§ **TAREFA A REALIZAR**
Prossiga o texto sobre a livraria Buchholz a partir da última frase apresentada.

§ **EXCERTO FORNECIDO**
'''

A Buchholz era um dos lugares de cumplicidade que mantinha com a minha amiga Bárbara. Servia-nos para tudo: para procurar o que precisávamos e o que ainda nem sequer nos tinha ocorrido, para passar horas e horas nos meses de Agosto escaldantes em que às vezes tínhamos que nos retardar em Lisboa, para garimpar livros, para fazer escutas de discos, para ter conversas mais privadas e recatas longe da inoportuna presença dos outros, ou até mesmo para combinar um ponto de encontro rápido. "estás onde?", "onde é que estás?", "então como fazemos?", "onde nos encontramos?"... Olha, nos livros! E era quase sempre assim. Porque não era preciso mais nada, na verdade. Bastava dizer "nos livros" e sabíamos automaticamente onde era. Porque "os livros" era ali.

Como eu contava, não era – como creio que nunca foi – um lugar de muita gente. Para dizer a verdade, três pessoas lá dentro equivalia a uma enchente raramente por lá vista.Na grande maioria, as edições eram estrangeiras e os preços de capa costumavam ser, por norma, muito acima da média. Nessa época ainda não havia Plano Nacional de Leitura. Como também não haviam Margaridas Rebelo Pinto, Paulos Coelho ou Dan Browns, e todos esses autores que tiveram o condão de massificar os hábitos de leitura, enchendo escaparates, das áreas de serviço das auto-estradas aos corredores de hipermercado, seduzindo devoradores de best-sellers de norte a sul do País, mais que não seja de Julho a Setembro e em qualquer toalha de praia que se preze. O 25 de Abril ainda mal tinha feito 15 anos e os efeitos da política de Salazar e de décadas de ditadura, que deixaram os cofres cheios de ouro e o país com uma das maiores percentagens de analfabetos da Europa, fazia-se ainda sentir de sobremaneira.


A Buchholz também era conhecida por 'a livraria alemã', em parte por ter muitos livros da língua, especialmente de poetas e filósofos, mas também porque por causa da nacionalidade do dono, Karl Buchholz. Era amigo do meu avô Álvaro. Conheceram-se um de cada lado do balcão, ainda nas instalações da Av. da Liberdade. Justamente porque entrava pouca gente, havia sossego e puderam começar a conversar. Tinham os dois «azar ao Hitler», partilhavam a convicção de que a liberdade, o pensamento e o humanismo não se esgotava em França e a mesma admiração obsessiva por Gago Coutinho e Sacadura Cabral. Também gostavam ambos de caminhar a pé, em vez de apanhar o eléctrico ou mandar parar um táxi. Suponho que às horas de conversa fiada entre a madeira encerada do balcão, ou pelas poltronas iluminadas por candeeiros de pé alto polvilhadas pelos recantos, somaram muitos quarteirões calcorreados em prosas de fim de tarde.

'''

§ **ITENS FORNECIDOS**
'''

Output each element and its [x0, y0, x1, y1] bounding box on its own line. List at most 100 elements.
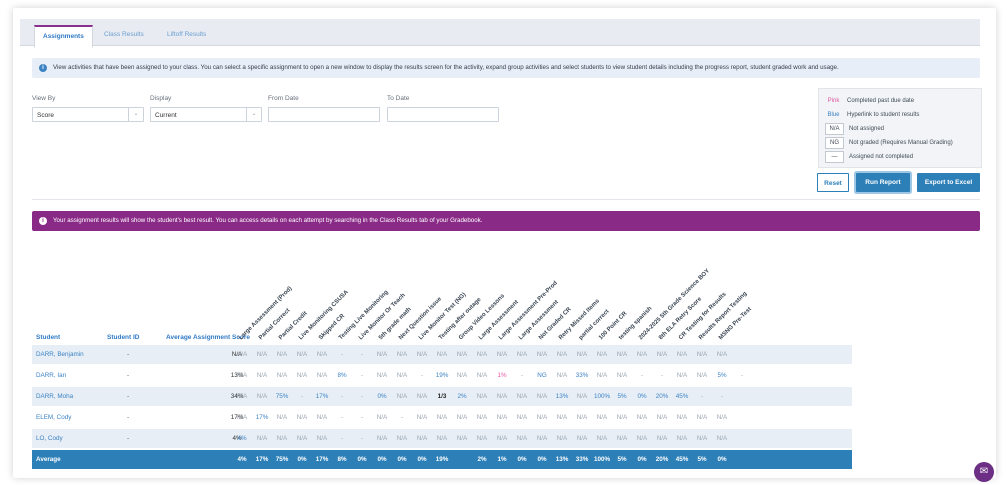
score-cell: N/A	[596, 414, 608, 421]
legend-panel: Pink Completed past due date Blue Hyperlin…	[818, 88, 982, 168]
export-excel-button[interactable]: Export to Excel	[917, 173, 980, 192]
legend-text: Not assigned	[849, 126, 885, 132]
score-cell: N/A	[456, 435, 468, 442]
score-cell[interactable]: 1%	[492, 366, 512, 385]
average-score-cell: 0%	[637, 456, 647, 463]
score-cell: N/A	[556, 414, 568, 421]
from-date-input[interactable]	[268, 107, 380, 122]
score-cell: N/A	[616, 414, 628, 421]
score-cell: N/A	[476, 435, 488, 442]
score-cell: -	[520, 372, 524, 379]
score-cell[interactable]: 2%	[452, 387, 472, 406]
score-cell[interactable]: NG	[532, 366, 552, 385]
average-score-cell: 17%	[255, 456, 269, 463]
score-cell[interactable]: 19%	[432, 366, 452, 385]
to-date-input[interactable]	[387, 107, 499, 122]
info-bar: i View activities that have been assigne…	[32, 58, 980, 78]
score-cell[interactable]: 45%	[672, 387, 692, 406]
score-cell[interactable]: 8%	[332, 366, 352, 385]
score-cell: N/A	[676, 435, 688, 442]
average-score-column-header[interactable]: Average Assignment Score	[166, 334, 250, 341]
score-cell[interactable]: 0%	[632, 387, 652, 406]
student-id: -	[127, 372, 130, 379]
tab-liftoff-results[interactable]: Liftoff Results	[159, 25, 214, 45]
student-name-link[interactable]: DARR, Benjamin	[36, 345, 84, 364]
score-cell: N/A	[456, 414, 468, 421]
legend-text: Not graded (Requires Manual Grading)	[849, 140, 953, 146]
average-score-cell: 4%	[237, 456, 247, 463]
score-cell: -	[360, 372, 364, 379]
chat-icon[interactable]: ✉	[974, 462, 994, 482]
score-cell: N/A	[316, 414, 328, 421]
score-cell: N/A	[416, 351, 428, 358]
score-cell: N/A	[316, 351, 328, 358]
score-cell: N/A	[416, 393, 428, 400]
results-banner: i Your assignment results will show the …	[32, 211, 980, 231]
score-cell: N/A	[396, 372, 408, 379]
display-select[interactable]: Current ⌄	[150, 107, 262, 122]
average-score-cell: 19%	[435, 456, 449, 463]
score-cell: N/A	[696, 372, 708, 379]
score-cell: N/A	[496, 351, 508, 358]
average-score-cell: 8%	[337, 456, 347, 463]
score-cell: N/A	[276, 435, 288, 442]
score-cell: N/A	[476, 351, 488, 358]
student-name-link[interactable]: LO, Cody	[36, 429, 63, 448]
tab-class-results[interactable]: Class Results	[96, 25, 152, 45]
score-cell: N/A	[516, 351, 528, 358]
average-label: Average	[36, 456, 61, 463]
score-cell: N/A	[536, 414, 548, 421]
run-report-button[interactable]: Run Report	[856, 173, 910, 192]
score-cell: -	[360, 351, 364, 358]
legend-item: N/A Not assigned	[825, 123, 884, 135]
score-cell: N/A	[476, 393, 488, 400]
score-cell: N/A	[436, 435, 448, 442]
score-cell[interactable]: 0%	[372, 387, 392, 406]
score-cell: N/A	[676, 372, 688, 379]
score-cell: -	[340, 414, 344, 421]
legend-key: N/A	[825, 123, 844, 135]
score-cell[interactable]: 20%	[652, 387, 672, 406]
average-score-cell: 17%	[315, 456, 329, 463]
score-cell: N/A	[636, 435, 648, 442]
score-cell: N/A	[716, 351, 728, 358]
score-cell: N/A	[556, 372, 568, 379]
score-cell: -	[720, 393, 724, 400]
student-name-link[interactable]: DARR, Moha	[36, 387, 73, 406]
score-cell[interactable]: 17%	[312, 387, 332, 406]
score-cell[interactable]: 4%	[232, 429, 252, 448]
legend-text: Hyperlink to student results	[847, 112, 920, 118]
score-cell: N/A	[496, 435, 508, 442]
score-cell: N/A	[656, 435, 668, 442]
score-cell: N/A	[396, 351, 408, 358]
student-id-column-header[interactable]: Student ID	[107, 334, 140, 341]
score-cell: N/A	[396, 393, 408, 400]
score-cell[interactable]: 17%	[252, 408, 272, 427]
score-cell[interactable]: 33%	[572, 366, 592, 385]
chevron-down-icon: ⌄	[246, 108, 261, 121]
student-column-header[interactable]: Student	[36, 334, 60, 341]
average-row: Average 4% 17% 75% 0% 17% 8% 0% 0% 0% 0% 19% 2% 1% 0%…	[32, 450, 852, 469]
score-cell[interactable]: 13%	[552, 387, 572, 406]
tab-assignments[interactable]: Assignments	[34, 25, 93, 48]
reset-button[interactable]: Reset	[817, 173, 849, 192]
score-cell: -	[340, 351, 344, 358]
score-cell: N/A	[376, 435, 388, 442]
score-cell: N/A	[456, 372, 468, 379]
view-by-select[interactable]: Score ⌄	[32, 107, 144, 122]
legend-key: NG	[825, 137, 844, 149]
score-cell: N/A	[256, 393, 268, 400]
score-cell[interactable]: 5%	[612, 387, 632, 406]
score-cell[interactable]: 75%	[272, 387, 292, 406]
score-cell: -	[360, 435, 364, 442]
score-cell: N/A	[256, 435, 268, 442]
legend-item: Blue Hyperlink to student results	[825, 109, 919, 121]
score-cell: N/A	[436, 414, 448, 421]
student-id: -	[127, 414, 130, 421]
student-name-link[interactable]: ELEM, Cody	[36, 408, 71, 427]
score-cell[interactable]: 100%	[592, 387, 612, 406]
student-name-link[interactable]: DARR, Ian	[36, 366, 66, 385]
score-cell[interactable]: 5%	[712, 366, 732, 385]
score-cell: N/A	[696, 414, 708, 421]
score-cell: -	[740, 372, 744, 379]
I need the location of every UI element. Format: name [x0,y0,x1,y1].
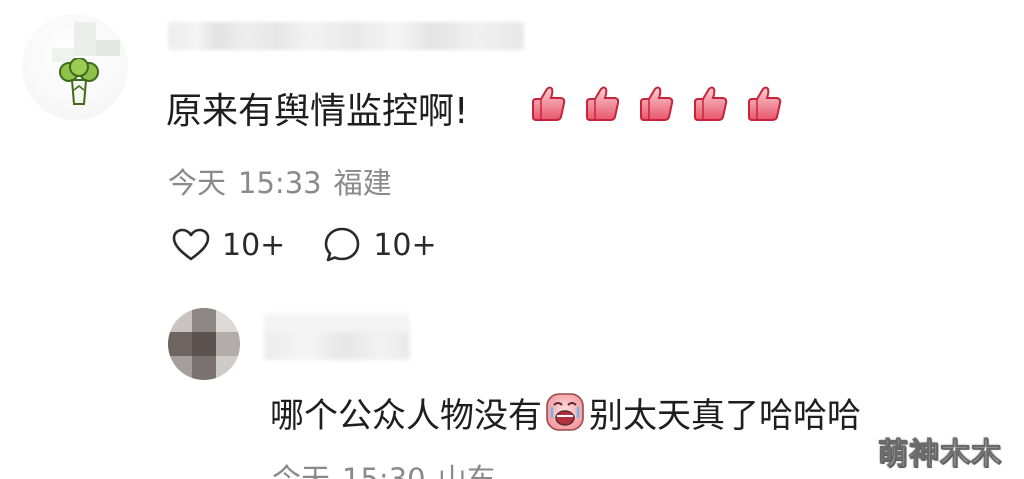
avatar-pixel [168,332,192,356]
heart-icon [172,228,210,261]
thumbs-up-icon [532,86,566,121]
comment-time: 15:33 [238,166,322,200]
like-count: 10+ [222,227,286,263]
like-button[interactable]: 10+ [172,228,285,263]
comment-bubble-icon [325,227,360,262]
comment-text: 原来有舆情监控啊! [166,91,469,132]
comment-text-part: 哪个公众人物没有 [270,395,542,436]
blurred-username [264,314,410,360]
avatar-pixel [216,356,240,380]
avatar-pixel [74,22,96,56]
crying-face-icon [546,393,584,431]
thumbs-up-icon [586,86,620,121]
comment-location: 福建 [333,166,392,200]
avatar-pixel [192,308,216,332]
comment-text: 哪个公众人物没有 别太天真了哈哈哈 [270,382,861,442]
comment-meta: 今天 15:33 福建 [168,160,392,202]
thumbs-up-icon [694,86,728,121]
comment-date: 今天 [272,462,331,479]
comment-date: 今天 [168,166,227,200]
avatar-pixel [216,308,240,332]
avatar-pixel [168,308,192,332]
comment-actions: 10+ 10+ [172,226,437,264]
comment-meta: 今天 15:30 山东 [272,456,496,479]
avatar[interactable] [22,14,128,120]
reply-button[interactable]: 10+ [323,226,437,264]
reply-count: 10+ [373,227,437,263]
watermark: 萌神木木 [868,425,1012,477]
avatar-pixel [168,356,192,380]
thumbs-up-icon [748,86,782,121]
avatar-pixel [216,332,240,356]
comment-location: 山东 [437,462,496,479]
comment-time: 15:30 [342,462,426,479]
avatar-pixel [192,332,216,356]
thumbs-up-reactions [528,84,784,124]
avatar-pixel [192,356,216,380]
broccoli-icon [59,58,99,105]
blurred-username [168,22,524,50]
screenshot-stage: 原来有舆情监控啊! 今天 15:33 福建 10+ 10+ 哪个公众人物没有 别… [0,0,1024,479]
thumbs-up-icon [640,86,674,121]
avatar-pixel [96,40,120,56]
comment-text-part: 别太天真了哈哈哈 [589,395,861,436]
avatar[interactable] [168,308,240,380]
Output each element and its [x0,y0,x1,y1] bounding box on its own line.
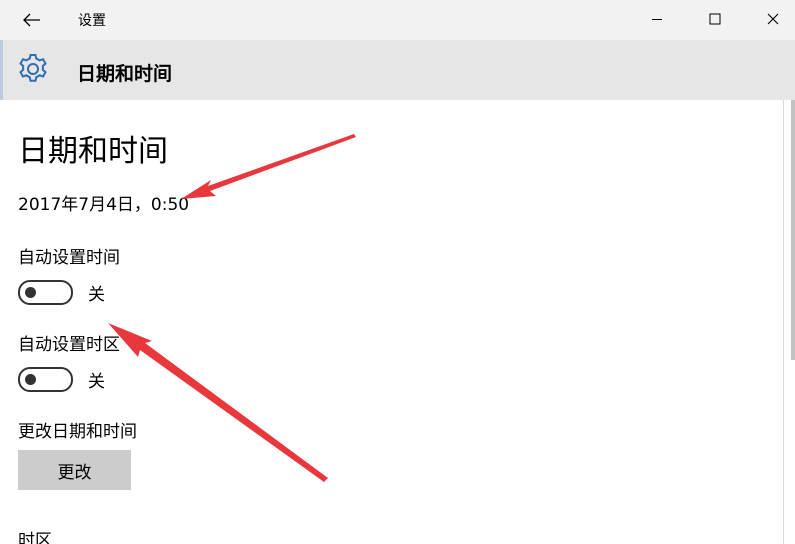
auto-timezone-toggle[interactable] [18,366,73,392]
auto-timezone-label: 自动设置时区 [18,335,120,355]
back-button[interactable] [16,4,48,36]
maximize-button[interactable] [686,0,744,38]
maximize-icon [709,13,721,25]
auto-time-state: 关 [88,284,105,305]
minimize-icon [652,19,662,20]
auto-timezone-state: 关 [88,371,105,392]
back-arrow-icon [23,13,40,27]
auto-time-toggle[interactable] [18,279,73,305]
header-title: 日期和时间 [77,63,173,85]
auto-time-toggle-row: 关 [18,279,105,305]
current-datetime: 2017年7月4日，0:50 [18,195,190,215]
page-header: 日期和时间 [0,40,795,100]
close-icon [767,13,779,25]
scrollbar-thumb[interactable] [791,100,795,360]
toggle-knob [25,373,36,385]
window-title: 设置 [78,13,106,29]
auto-time-label: 自动设置时间 [18,248,120,268]
change-datetime-button[interactable]: 更改 [18,450,131,490]
title-bar: 设置 [0,0,795,40]
page-title: 日期和时间 [18,134,168,169]
toggle-knob [25,286,36,298]
close-button[interactable] [744,0,795,38]
content-area: 日期和时间 2017年7月4日，0:50 自动设置时间 关 自动设置时区 关 更… [0,100,783,544]
gear-icon [19,54,47,82]
vertical-scrollbar[interactable] [783,100,795,544]
minimize-button[interactable] [628,0,686,38]
settings-window: 设置 日期和时间 日期和时间 2017年7月4日，0:50 自动设置时间 关 自… [0,0,795,544]
auto-timezone-toggle-row: 关 [18,366,105,392]
timezone-label: 时区 [18,531,52,544]
change-datetime-label: 更改日期和时间 [18,422,137,442]
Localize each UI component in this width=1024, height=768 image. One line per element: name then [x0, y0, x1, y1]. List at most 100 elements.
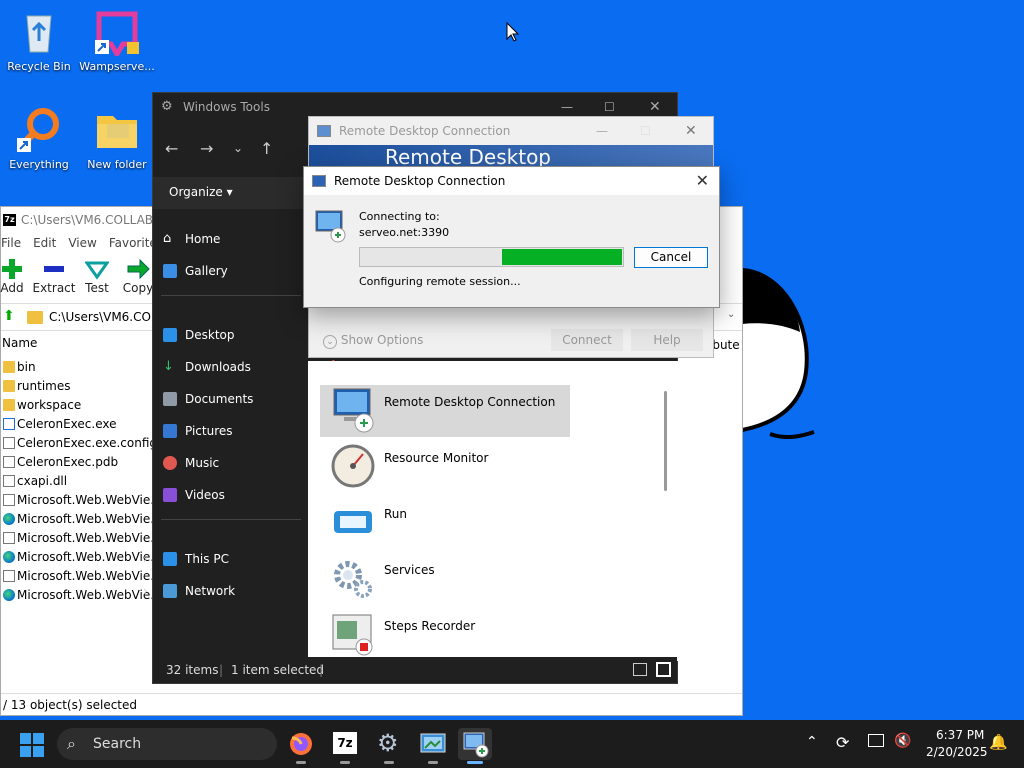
up-arrow-icon[interactable]: ↑: [260, 139, 273, 158]
menu-edit[interactable]: Edit: [33, 236, 56, 250]
file-row[interactable]: cxapi.dll: [1, 472, 161, 491]
file-row[interactable]: workspace: [1, 396, 161, 415]
tool-item-services[interactable]: Services: [326, 553, 576, 607]
large-icons-view-icon[interactable]: [656, 662, 671, 677]
display-icon[interactable]: [868, 734, 884, 747]
control-panel-icon: [420, 733, 446, 753]
sidebar-item-music[interactable]: Music📌: [163, 453, 337, 473]
connect-button[interactable]: Connect: [551, 329, 623, 351]
gear-icon: ⚙: [377, 729, 399, 757]
desktop-icon-wampserver[interactable]: Wampserve...: [78, 8, 156, 73]
taskbar-app-firefox[interactable]: [284, 728, 318, 764]
file-row[interactable]: CeleronExec.exe.config: [1, 434, 161, 453]
column-header-name[interactable]: Name: [2, 336, 37, 350]
file-row[interactable]: CeleronExec.exe: [1, 415, 161, 434]
windows-tools-status-bar: 32 items | 1 item selected |: [153, 657, 677, 683]
menu-view[interactable]: View: [68, 236, 96, 250]
sidebar-item-network[interactable]: › Network: [143, 581, 235, 601]
tool-item-remote-desktop[interactable]: Remote Desktop Connection: [326, 385, 576, 439]
rdc-dialog-title: Remote Desktop Connection: [334, 174, 506, 188]
file-row[interactable]: Microsoft.Web.WebVie...: [1, 510, 162, 529]
extract-button[interactable]: Extract: [31, 257, 77, 295]
taskbar-search-box[interactable]: ⌕ Search: [57, 728, 277, 760]
sidebar-divider: [161, 519, 301, 520]
sidebar-item-gallery[interactable]: Gallery: [163, 261, 228, 281]
sidebar-item-documents[interactable]: Documents📌: [163, 389, 337, 409]
tool-item-steps-recorder[interactable]: Steps Recorder: [326, 609, 576, 663]
cancel-button[interactable]: Cancel: [634, 247, 708, 268]
edge-icon: [3, 513, 15, 525]
desktop-icon-new-folder[interactable]: New folder: [78, 106, 156, 171]
mouse-cursor-icon: [506, 21, 520, 42]
close-button[interactable]: ✕: [685, 117, 697, 145]
chevron-down-icon[interactable]: ⌄: [233, 141, 243, 155]
sync-icon[interactable]: ⟳: [836, 733, 849, 752]
details-view-icon[interactable]: [633, 663, 647, 676]
minimize-button[interactable]: —: [596, 117, 608, 145]
taskbar-app-windows-tools[interactable]: ⚙: [372, 728, 406, 764]
chevron-right-icon[interactable]: ›: [143, 581, 148, 601]
remote-desktop-icon: [312, 175, 326, 187]
forward-arrow-icon[interactable]: →: [200, 139, 213, 158]
active-indicator: [467, 761, 483, 764]
up-folder-icon[interactable]: ⬆: [3, 308, 15, 324]
rdc-main-title: Remote Desktop Connection: [339, 124, 511, 138]
show-options-toggle[interactable]: ⌄ Show Options: [323, 333, 423, 349]
plus-icon: [0, 257, 35, 281]
sidebar-item-this-pc[interactable]: › This PC: [143, 549, 229, 569]
back-arrow-icon[interactable]: ←: [165, 139, 178, 158]
edge-icon: [3, 551, 15, 563]
sidebar-item-home[interactable]: ⌂ Home: [163, 229, 220, 249]
sidebar-item-videos[interactable]: Videos📌: [163, 485, 337, 505]
sidebar-item-pictures[interactable]: Pictures📌: [163, 421, 337, 441]
rdc-main-title-bar[interactable]: Remote Desktop Connection — ☐ ✕: [309, 117, 713, 145]
close-button[interactable]: ✕: [696, 167, 709, 195]
search-placeholder: Search: [93, 736, 142, 752]
remote-desktop-connecting-dialog[interactable]: Remote Desktop Connection ✕ Connecting t…: [303, 166, 720, 308]
desktop-icon-everything[interactable]: Everything: [0, 106, 78, 171]
speaker-muted-icon[interactable]: 🔇: [894, 733, 911, 749]
file-row[interactable]: Microsoft.Web.WebVie...: [1, 567, 162, 586]
file-row[interactable]: Microsoft.Web.WebVie...: [1, 529, 162, 548]
connecting-host: serveo.net:3390: [359, 226, 450, 239]
file-row[interactable]: Microsoft.Web.WebVie...: [1, 491, 162, 510]
file-row[interactable]: runtimes: [1, 377, 161, 396]
desktop-icon-label: New folder: [87, 158, 147, 171]
taskbar-app-control-panel[interactable]: [416, 728, 450, 764]
tool-item-resource-monitor[interactable]: Resource Monitor: [326, 441, 576, 495]
organize-button[interactable]: Organize ▾: [169, 185, 233, 199]
download-icon: ↓: [163, 359, 174, 374]
taskbar-app-remote-desktop[interactable]: [458, 728, 492, 764]
file-row[interactable]: bin: [1, 358, 161, 377]
file-row[interactable]: Microsoft.Web.WebVie...: [1, 586, 162, 605]
scrollbar-thumb[interactable]: [664, 391, 667, 491]
taskbar-app-7zip[interactable]: 7z: [328, 728, 362, 764]
help-button[interactable]: Help: [631, 329, 703, 351]
notification-bell-icon[interactable]: 🔔: [989, 733, 1008, 751]
minus-icon: [31, 257, 77, 281]
file-row[interactable]: Microsoft.Web.WebVie...: [1, 548, 162, 567]
clock-time[interactable]: 6:37 PM: [936, 728, 984, 742]
desktop-icon-recycle-bin[interactable]: Recycle Bin: [0, 8, 78, 73]
file-row[interactable]: CeleronExec.pdb: [1, 453, 161, 472]
chevron-up-icon[interactable]: ⌃: [806, 734, 818, 750]
windows-tools-item-list: Remote Desktop Connection Resource Monit…: [308, 361, 678, 661]
attribute-column-ticks: [739, 357, 742, 597]
progress-fill: [501, 249, 622, 265]
sidebar-item-desktop[interactable]: Desktop📌: [163, 325, 337, 345]
desktop-icon-label: Wampserve...: [79, 60, 155, 73]
chevron-right-icon[interactable]: ›: [143, 549, 148, 569]
document-icon: [3, 475, 15, 487]
chevron-down-icon[interactable]: ⌄: [727, 309, 735, 320]
running-indicator: [340, 761, 350, 764]
test-button[interactable]: Test: [74, 257, 120, 295]
menu-file[interactable]: File: [1, 236, 21, 250]
tool-item-run[interactable]: Run: [326, 497, 576, 551]
network-icon: [163, 584, 177, 598]
start-button[interactable]: [20, 733, 44, 757]
clock-date[interactable]: 2/20/2025: [926, 745, 988, 759]
add-button[interactable]: Add: [0, 257, 35, 295]
sidebar-item-downloads[interactable]: ↓Downloads📌: [163, 357, 337, 377]
document-icon: [3, 570, 15, 582]
rdc-dialog-title-bar[interactable]: Remote Desktop Connection ✕: [304, 167, 719, 195]
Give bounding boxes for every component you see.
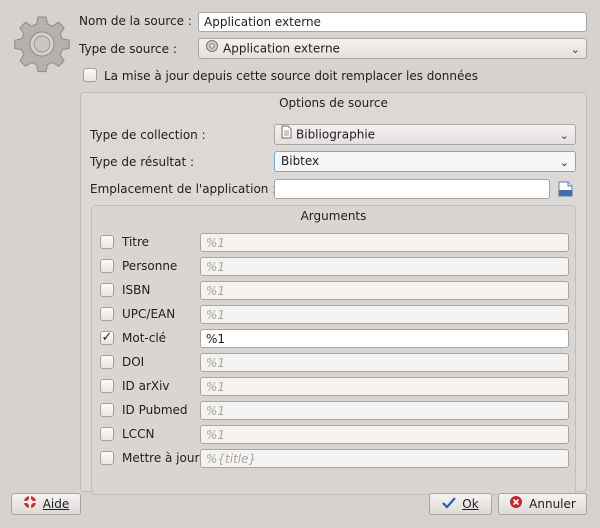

'''

§ **RESPOSTA À TAREFA**
Do que me recordo, diria que tinham ambos uma intrigante capacidade de ficar horas diante dos mesmos mapas, enquanto eu deslizava pelos corrimãos polidos. Foi com o meu avô e na Buchhölz que aprendi que há línguas que colocam tremas sobre as vogais e que nem todos os alemães queimam judeus. Há uns que discordam e vêm abrir livrarias para Portugal, mesmo que por lá se leia pouco e só entrem duas ou três pessoas pela porta, num dia inteiro de comércio. Foi também com ele e ali que percebi que podem haver fileiras seguidas de livros de viagem e que a isso se chamam secções. Com o tempo haveria de preferir a Ferrin, na Nova do Almada, ao Chiado, porque me seduziam mais os mares e os barcos, muito embora o avô tivesse ganho certa aversão às caravelas e, por essa altura, já fosse mais adepto dos ares e das asas com que se podem e devem voá-los.
Com os anos, herr Karl deixou de estar ao balcão. No lugar dele ficaram primeiro umas senhoras de solitário no dedo e perfume francês a desprender-se do lenço de seda enrolado ao pescoço austero, juntamente com uns homenzinhos emproados que faziam 'psiuu' mal as vozes se tornavam demasiado audíveis e que nos fulminavam com o olhar, a mim e à minha amiga Bárbara, a cada vez que nos dava para rir. No final dos anos 80, misturaram-se-lhes umas poucas raparigas magricelas, de saias compridas e óculos a esconder o olhar soturno e olheirento, recrutadas à nata que então frequentava a Faculdade de Letras, durante o dia, e começava a tornar famosas as tasquinhas do Bairro Alto, durante a noite.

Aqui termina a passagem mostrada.